THE DATA →
-- START --
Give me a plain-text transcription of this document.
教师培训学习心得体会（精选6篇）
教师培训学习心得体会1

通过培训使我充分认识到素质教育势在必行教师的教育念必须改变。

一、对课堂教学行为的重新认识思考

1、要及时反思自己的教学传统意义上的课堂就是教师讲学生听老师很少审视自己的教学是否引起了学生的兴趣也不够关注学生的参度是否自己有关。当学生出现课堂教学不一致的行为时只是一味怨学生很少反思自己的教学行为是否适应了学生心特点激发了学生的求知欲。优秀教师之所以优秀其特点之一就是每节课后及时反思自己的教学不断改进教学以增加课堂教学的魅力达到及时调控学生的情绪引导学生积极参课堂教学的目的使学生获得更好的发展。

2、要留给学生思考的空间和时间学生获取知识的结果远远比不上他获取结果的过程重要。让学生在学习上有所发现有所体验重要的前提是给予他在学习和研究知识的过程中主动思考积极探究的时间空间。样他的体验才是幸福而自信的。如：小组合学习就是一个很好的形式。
-- END --
PROBLEM TO WORK ON → Repeat each entry word for word.

EXPECTED OUTPUT →
Give me a plain-text transcription of this document.
教师培训学习心得体会（精选6篇）
教师培训学习心得体会1

通过培训使我充分认识到素质教育势在必行教师的教育念必须改变。

一、对课堂教学行为的重新认识思考

1、要及时反思自己的教学传统意义上的课堂就是教师讲学生听老师很少审视自己的教学是否引起了学生的兴趣也不够关注学生的参度是否自己有关。当学生出现课堂教学不一致的行为时只是一味怨学生很少反思自己的教学行为是否适应了学生心特点激发了学生的求知欲。优秀教师之所以优秀其特点之一就是每节课后及时反思自己的教学不断改进教学以增加课堂教学的魅力达到及时调控学生的情绪引导学生积极参课堂教学的目的使学生获得更好的发展。

2、要留给学生思考的空间和时间学生获取知识的结果远远比不上他获取结果的过程重要。让学生在学习上有所发现有所体验重要的前提是给予他在学习和研究知识的过程中主动思考积极探究的时间空间。样他的体验才是幸福而自信的。如：小组合学习就是一个很好的形式。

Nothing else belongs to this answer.